Pull every line containing "Födda" out of the material below.

▼

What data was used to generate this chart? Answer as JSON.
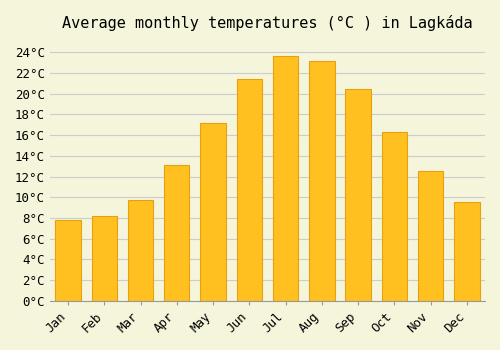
{
  "title": "Average monthly temperatures (°C ) in Lagkáda",
  "months": [
    "Jan",
    "Feb",
    "Mar",
    "Apr",
    "May",
    "Jun",
    "Jul",
    "Aug",
    "Sep",
    "Oct",
    "Nov",
    "Dec"
  ],
  "values": [
    7.8,
    8.2,
    9.7,
    13.1,
    17.2,
    21.4,
    23.6,
    23.2,
    20.5,
    16.3,
    12.5,
    9.5
  ],
  "bar_color": "#FFC020",
  "bar_edge_color": "#E8A010",
  "background_color": "#F5F5DC",
  "grid_color": "#CCCCCC",
  "ylim": [
    0,
    25
  ],
  "yticks": [
    0,
    2,
    4,
    6,
    8,
    10,
    12,
    14,
    16,
    18,
    20,
    22,
    24
  ],
  "title_fontsize": 11,
  "tick_fontsize": 9
}
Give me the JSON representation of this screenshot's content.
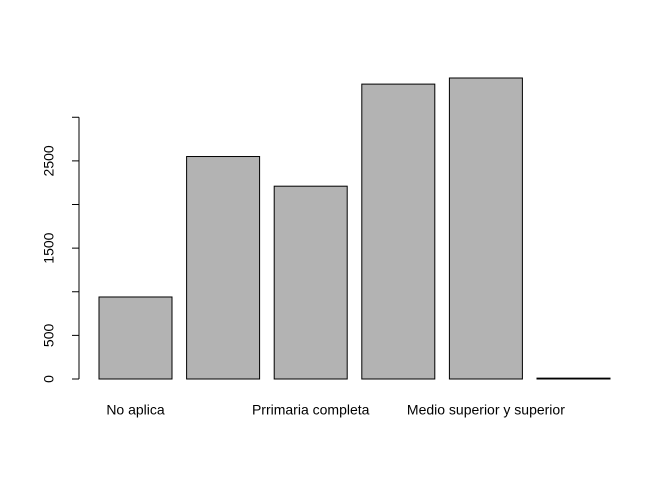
{
  "chart_data": {
    "type": "bar",
    "categories": [
      "No aplica",
      null,
      "Prrimaria completa",
      null,
      "Medio superior y superior",
      null
    ],
    "values": [
      940,
      2550,
      2210,
      3380,
      3450,
      10
    ],
    "color": "#b3b3b3",
    "ylim": [
      0,
      3450
    ],
    "yticks": [
      0,
      500,
      {
        "value": 1000,
        "label": null
      },
      1500,
      {
        "value": 2000,
        "label": null
      },
      2500,
      {
        "value": 3000,
        "label": null
      }
    ]
  }
}
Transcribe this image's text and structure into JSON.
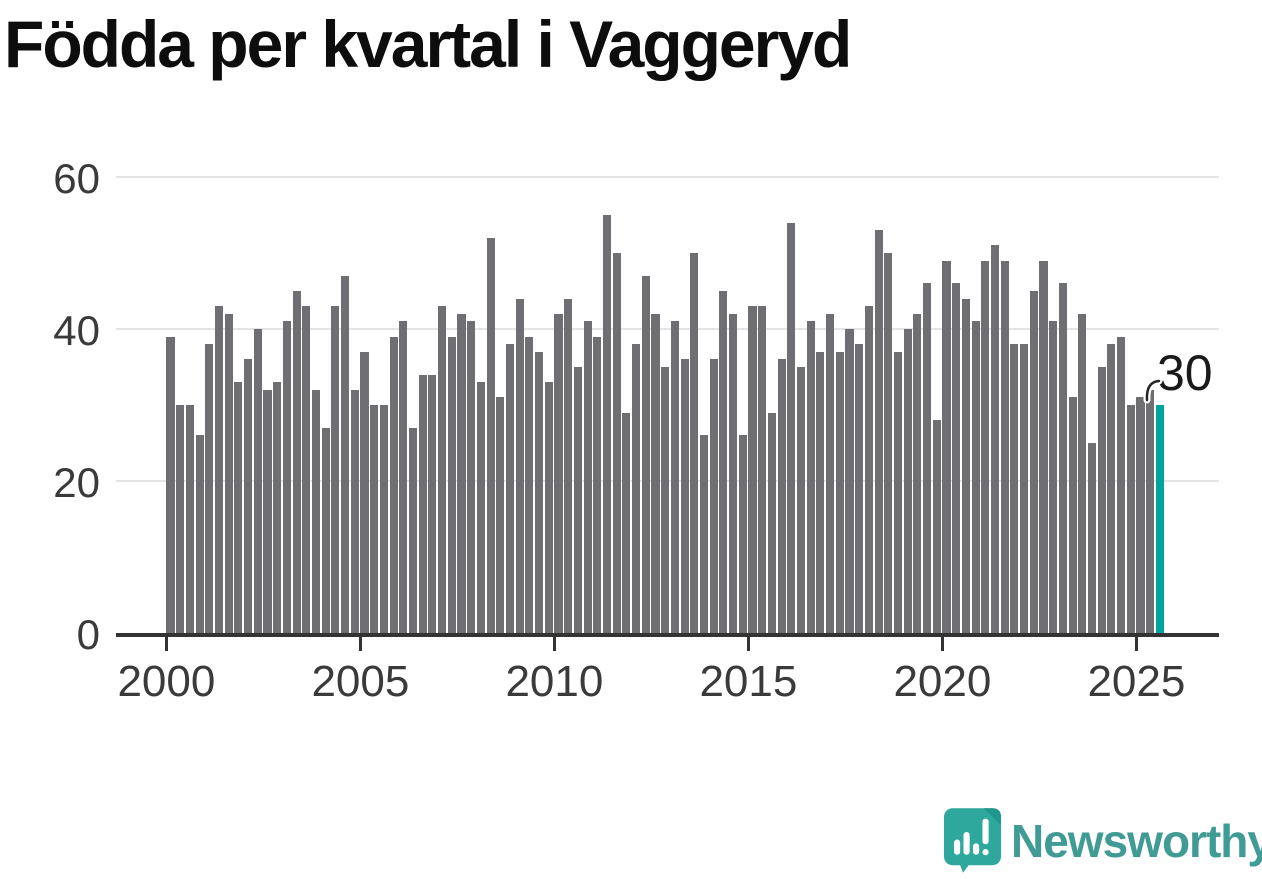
{
  "title": "Födda per kvartal i Vaggeryd",
  "annotation": {
    "last_value_label": "30"
  },
  "chart_data": {
    "type": "bar",
    "title": "Födda per kvartal i Vaggeryd",
    "x_unit": "quarter",
    "start_period": "2000 Q1",
    "end_period": "2025 Q3",
    "values": [
      39,
      30,
      30,
      26,
      38,
      43,
      42,
      33,
      36,
      40,
      32,
      33,
      41,
      45,
      43,
      32,
      27,
      43,
      47,
      32,
      37,
      30,
      30,
      39,
      41,
      27,
      34,
      34,
      43,
      39,
      42,
      41,
      33,
      52,
      31,
      38,
      44,
      39,
      37,
      33,
      42,
      44,
      35,
      41,
      39,
      55,
      50,
      29,
      38,
      47,
      42,
      35,
      41,
      36,
      50,
      26,
      36,
      45,
      42,
      26,
      43,
      43,
      29,
      36,
      54,
      35,
      41,
      37,
      42,
      37,
      40,
      38,
      43,
      53,
      50,
      37,
      40,
      42,
      46,
      28,
      49,
      46,
      44,
      41,
      49,
      51,
      49,
      38,
      38,
      45,
      49,
      41,
      46,
      31,
      42,
      25,
      35,
      38,
      39,
      30,
      31,
      32,
      30
    ],
    "highlight": {
      "index": 102,
      "period": "2025 Q3",
      "value": 30,
      "label": "30",
      "color": "#00a49c"
    },
    "bar_color": "#6e6e73",
    "x_ticks": [
      "2000",
      "2005",
      "2010",
      "2015",
      "2020",
      "2025"
    ],
    "y_ticks": [
      0,
      20,
      40,
      60
    ],
    "ylim": [
      0,
      60
    ],
    "grid": true,
    "legend_position": "none"
  },
  "branding": {
    "name": "Newsworthy",
    "color": "#3f9b94",
    "icon": "newsworthy-logo-icon"
  }
}
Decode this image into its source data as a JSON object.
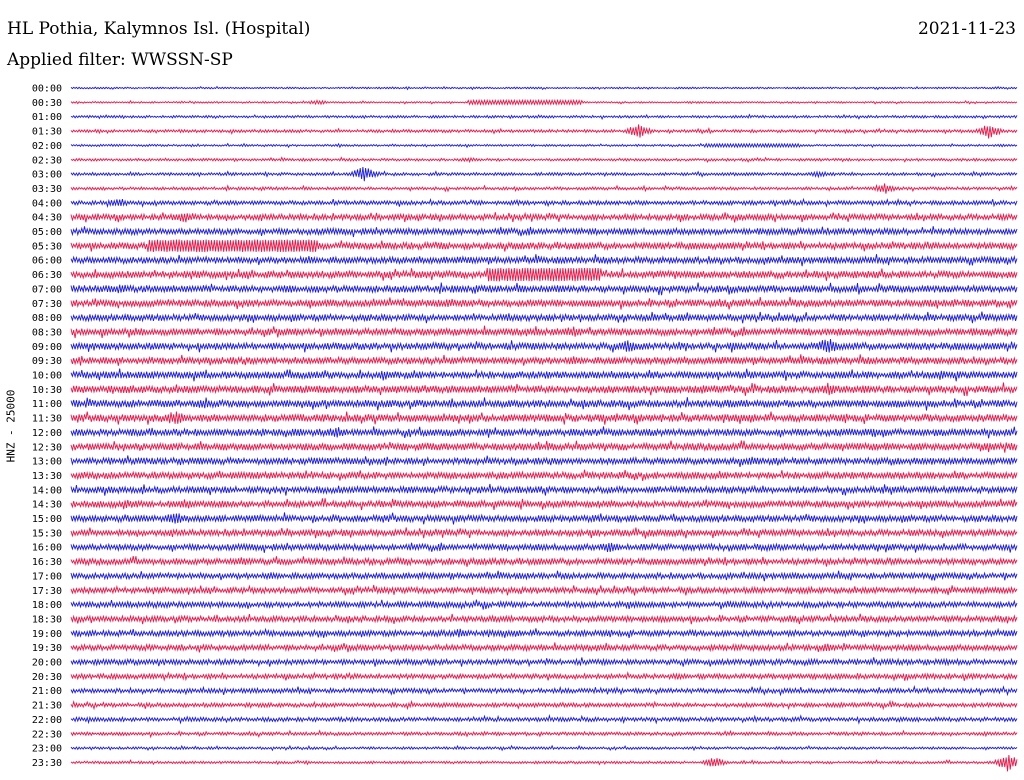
{
  "header": {
    "title": "HL Pothia, Kalymnos Isl. (Hospital)",
    "date": "2021-11-23",
    "filter": "Applied filter: WWSSN-SP",
    "ylabel": "HNZ - 25000"
  },
  "colors": {
    "blue": "#1a1ae6",
    "red": "#f01446",
    "text": "#000000"
  },
  "chart_data": {
    "type": "line",
    "ylabel": "HNZ - 25000",
    "trace_labels": [
      "00:00",
      "00:30",
      "01:00",
      "01:30",
      "02:00",
      "02:30",
      "03:00",
      "03:30",
      "04:00",
      "04:30",
      "05:00",
      "05:30",
      "06:00",
      "06:30",
      "07:00",
      "07:30",
      "08:00",
      "08:30",
      "09:00",
      "09:30",
      "10:00",
      "10:30",
      "11:00",
      "11:30",
      "12:00",
      "12:30",
      "13:00",
      "13:30",
      "14:00",
      "14:30",
      "15:00",
      "15:30",
      "16:00",
      "16:30",
      "17:00",
      "17:30",
      "18:00",
      "18:30",
      "19:00",
      "19:30",
      "20:00",
      "20:30",
      "21:00",
      "21:30",
      "22:00",
      "22:30",
      "23:00",
      "23:30"
    ],
    "trace_colors_cycle": [
      "blue",
      "red"
    ],
    "relative_noise_amplitude": [
      0.2,
      0.2,
      0.3,
      0.35,
      0.25,
      0.3,
      0.35,
      0.35,
      0.5,
      0.7,
      0.75,
      0.8,
      0.8,
      0.85,
      0.85,
      0.85,
      0.8,
      0.85,
      0.85,
      0.85,
      0.85,
      0.9,
      0.9,
      0.9,
      0.85,
      0.85,
      0.8,
      0.8,
      0.8,
      0.8,
      0.8,
      0.75,
      0.75,
      0.75,
      0.7,
      0.7,
      0.7,
      0.7,
      0.7,
      0.7,
      0.65,
      0.6,
      0.55,
      0.5,
      0.5,
      0.4,
      0.3,
      0.3
    ],
    "events": [
      {
        "trace": "00:30",
        "t": 0.26,
        "amp": 0.6
      },
      {
        "trace": "00:30",
        "t": 0.48,
        "amp": 0.5,
        "width": 0.12
      },
      {
        "trace": "01:30",
        "t": 0.6,
        "amp": 1.8
      },
      {
        "trace": "01:30",
        "t": 0.97,
        "amp": 1.8
      },
      {
        "trace": "02:00",
        "t": 0.72,
        "amp": 0.4,
        "width": 0.1
      },
      {
        "trace": "02:30",
        "t": 0.42,
        "amp": 0.6
      },
      {
        "trace": "03:00",
        "t": 0.31,
        "amp": 2.0
      },
      {
        "trace": "03:00",
        "t": 0.79,
        "amp": 0.8
      },
      {
        "trace": "03:30",
        "t": 0.86,
        "amp": 1.4
      },
      {
        "trace": "04:00",
        "t": 0.05,
        "amp": 1.2
      },
      {
        "trace": "04:30",
        "t": 0.12,
        "amp": 1.4
      },
      {
        "trace": "05:30",
        "t": 0.17,
        "amp": 1.5,
        "width": 0.18
      },
      {
        "trace": "06:30",
        "t": 0.5,
        "amp": 1.6,
        "width": 0.12
      },
      {
        "trace": "07:00",
        "t": 0.05,
        "amp": 1.1
      },
      {
        "trace": "07:00",
        "t": 0.23,
        "amp": 1.1
      },
      {
        "trace": "07:30",
        "t": 0.4,
        "amp": 1.1
      },
      {
        "trace": "08:30",
        "t": 0.07,
        "amp": 1.2
      },
      {
        "trace": "08:30",
        "t": 0.53,
        "amp": 1.4
      },
      {
        "trace": "09:00",
        "t": 0.59,
        "amp": 1.7
      },
      {
        "trace": "09:00",
        "t": 0.8,
        "amp": 2.2
      },
      {
        "trace": "10:00",
        "t": 0.33,
        "amp": 1.3
      },
      {
        "trace": "10:00",
        "t": 0.92,
        "amp": 1.3
      },
      {
        "trace": "10:30",
        "t": 0.8,
        "amp": 1.6
      },
      {
        "trace": "11:00",
        "t": 0.14,
        "amp": 1.3
      },
      {
        "trace": "11:30",
        "t": 0.11,
        "amp": 1.8
      },
      {
        "trace": "12:00",
        "t": 0.28,
        "amp": 1.5
      },
      {
        "trace": "12:00",
        "t": 0.85,
        "amp": 1.3
      },
      {
        "trace": "12:30",
        "t": 0.97,
        "amp": 1.4
      },
      {
        "trace": "13:00",
        "t": 0.72,
        "amp": 1.2
      },
      {
        "trace": "14:30",
        "t": 0.06,
        "amp": 1.2
      },
      {
        "trace": "14:30",
        "t": 0.12,
        "amp": 1.3
      },
      {
        "trace": "15:00",
        "t": 0.11,
        "amp": 1.7
      },
      {
        "trace": "16:00",
        "t": 0.57,
        "amp": 1.6
      },
      {
        "trace": "16:30",
        "t": 0.18,
        "amp": 1.2
      },
      {
        "trace": "19:00",
        "t": 0.41,
        "amp": 1.2
      },
      {
        "trace": "19:30",
        "t": 0.8,
        "amp": 1.1
      },
      {
        "trace": "23:30",
        "t": 0.68,
        "amp": 1.3
      },
      {
        "trace": "23:30",
        "t": 0.99,
        "amp": 2.2
      }
    ]
  }
}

▲

* ANSWER FOR THE TASK
  "title": "Födda per kvartal i Vaggeryd",
    "title": "Födda per kvartal i Vaggeryd",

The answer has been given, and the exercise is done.